-- BEGIN Data provided --

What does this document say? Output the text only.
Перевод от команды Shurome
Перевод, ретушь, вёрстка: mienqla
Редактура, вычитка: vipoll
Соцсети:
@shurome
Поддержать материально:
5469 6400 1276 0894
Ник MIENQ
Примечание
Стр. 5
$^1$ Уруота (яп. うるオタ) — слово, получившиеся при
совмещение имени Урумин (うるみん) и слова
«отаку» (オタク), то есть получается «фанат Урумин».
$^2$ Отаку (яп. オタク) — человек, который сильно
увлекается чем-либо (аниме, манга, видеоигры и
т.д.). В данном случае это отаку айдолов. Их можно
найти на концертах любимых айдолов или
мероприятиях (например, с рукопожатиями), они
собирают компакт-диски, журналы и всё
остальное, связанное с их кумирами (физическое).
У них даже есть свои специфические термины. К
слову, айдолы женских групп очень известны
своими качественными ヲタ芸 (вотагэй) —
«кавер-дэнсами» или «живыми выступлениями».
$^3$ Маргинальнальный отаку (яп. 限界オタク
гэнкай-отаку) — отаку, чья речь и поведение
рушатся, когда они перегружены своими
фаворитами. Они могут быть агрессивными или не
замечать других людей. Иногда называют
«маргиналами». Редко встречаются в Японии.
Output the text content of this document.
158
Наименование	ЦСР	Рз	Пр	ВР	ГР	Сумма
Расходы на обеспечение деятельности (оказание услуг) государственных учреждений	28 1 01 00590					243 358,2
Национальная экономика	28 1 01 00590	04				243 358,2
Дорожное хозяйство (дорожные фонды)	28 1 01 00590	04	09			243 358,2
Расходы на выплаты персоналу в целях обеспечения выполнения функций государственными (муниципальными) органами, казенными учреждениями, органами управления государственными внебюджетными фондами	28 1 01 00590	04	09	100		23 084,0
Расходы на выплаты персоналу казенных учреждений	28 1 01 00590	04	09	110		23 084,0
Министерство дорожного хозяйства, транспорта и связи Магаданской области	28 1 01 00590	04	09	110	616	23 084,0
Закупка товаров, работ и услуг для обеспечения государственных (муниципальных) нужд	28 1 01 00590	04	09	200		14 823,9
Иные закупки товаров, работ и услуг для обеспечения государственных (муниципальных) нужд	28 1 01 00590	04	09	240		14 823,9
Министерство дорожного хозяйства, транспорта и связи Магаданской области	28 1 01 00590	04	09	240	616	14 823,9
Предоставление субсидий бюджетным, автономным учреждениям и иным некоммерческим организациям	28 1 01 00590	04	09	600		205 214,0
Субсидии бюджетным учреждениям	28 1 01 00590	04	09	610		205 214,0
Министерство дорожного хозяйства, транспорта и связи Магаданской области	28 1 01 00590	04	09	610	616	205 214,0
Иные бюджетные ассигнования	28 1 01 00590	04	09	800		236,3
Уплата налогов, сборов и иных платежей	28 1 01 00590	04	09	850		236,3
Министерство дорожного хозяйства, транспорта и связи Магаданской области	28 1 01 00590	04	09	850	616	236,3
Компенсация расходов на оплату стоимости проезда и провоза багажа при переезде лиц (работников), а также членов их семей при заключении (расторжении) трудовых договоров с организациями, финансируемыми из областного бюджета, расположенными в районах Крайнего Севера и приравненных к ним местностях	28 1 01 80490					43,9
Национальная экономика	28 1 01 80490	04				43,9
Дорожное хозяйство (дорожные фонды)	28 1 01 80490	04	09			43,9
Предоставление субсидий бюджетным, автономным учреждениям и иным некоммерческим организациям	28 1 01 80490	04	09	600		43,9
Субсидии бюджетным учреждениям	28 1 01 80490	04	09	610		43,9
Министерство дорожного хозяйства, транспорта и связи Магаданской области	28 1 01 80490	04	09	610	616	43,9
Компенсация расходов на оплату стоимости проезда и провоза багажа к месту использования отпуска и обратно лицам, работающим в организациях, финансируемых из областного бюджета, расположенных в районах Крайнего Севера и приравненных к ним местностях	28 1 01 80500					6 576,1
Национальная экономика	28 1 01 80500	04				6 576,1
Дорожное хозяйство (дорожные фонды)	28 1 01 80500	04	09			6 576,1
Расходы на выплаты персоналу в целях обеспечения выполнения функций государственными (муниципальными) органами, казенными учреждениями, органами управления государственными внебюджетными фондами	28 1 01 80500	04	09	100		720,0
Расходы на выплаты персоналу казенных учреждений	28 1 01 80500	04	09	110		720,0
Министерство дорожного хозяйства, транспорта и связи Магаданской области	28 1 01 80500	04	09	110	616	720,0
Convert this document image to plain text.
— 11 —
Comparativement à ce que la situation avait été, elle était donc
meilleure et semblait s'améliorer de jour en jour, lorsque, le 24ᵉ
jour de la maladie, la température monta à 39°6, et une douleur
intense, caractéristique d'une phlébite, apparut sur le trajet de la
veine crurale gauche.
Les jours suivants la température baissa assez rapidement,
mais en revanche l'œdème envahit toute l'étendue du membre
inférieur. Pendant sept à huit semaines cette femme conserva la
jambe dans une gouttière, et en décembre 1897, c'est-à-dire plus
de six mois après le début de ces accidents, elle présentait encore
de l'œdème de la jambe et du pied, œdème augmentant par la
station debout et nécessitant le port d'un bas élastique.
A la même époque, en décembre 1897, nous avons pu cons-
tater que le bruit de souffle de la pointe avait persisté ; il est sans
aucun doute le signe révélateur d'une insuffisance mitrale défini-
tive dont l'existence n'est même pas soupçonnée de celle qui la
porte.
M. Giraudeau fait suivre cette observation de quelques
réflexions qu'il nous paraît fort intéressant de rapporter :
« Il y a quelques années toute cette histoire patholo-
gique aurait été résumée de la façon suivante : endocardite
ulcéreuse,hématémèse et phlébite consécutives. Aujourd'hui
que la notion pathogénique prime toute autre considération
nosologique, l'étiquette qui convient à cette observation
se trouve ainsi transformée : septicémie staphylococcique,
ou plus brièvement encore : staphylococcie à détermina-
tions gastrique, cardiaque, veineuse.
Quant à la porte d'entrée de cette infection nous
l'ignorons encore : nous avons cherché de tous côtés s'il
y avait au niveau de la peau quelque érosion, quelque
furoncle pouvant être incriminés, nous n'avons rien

-- END Data provided --

### [Directions for this task]
Go through the lines above. Select every one that has the string "jambe".

### [Finished task]
jambe dans une gouttière, et en décembre 1897, c'est-à-dire plus
de l'œdème de la jambe et du pied, œdème augmentant par la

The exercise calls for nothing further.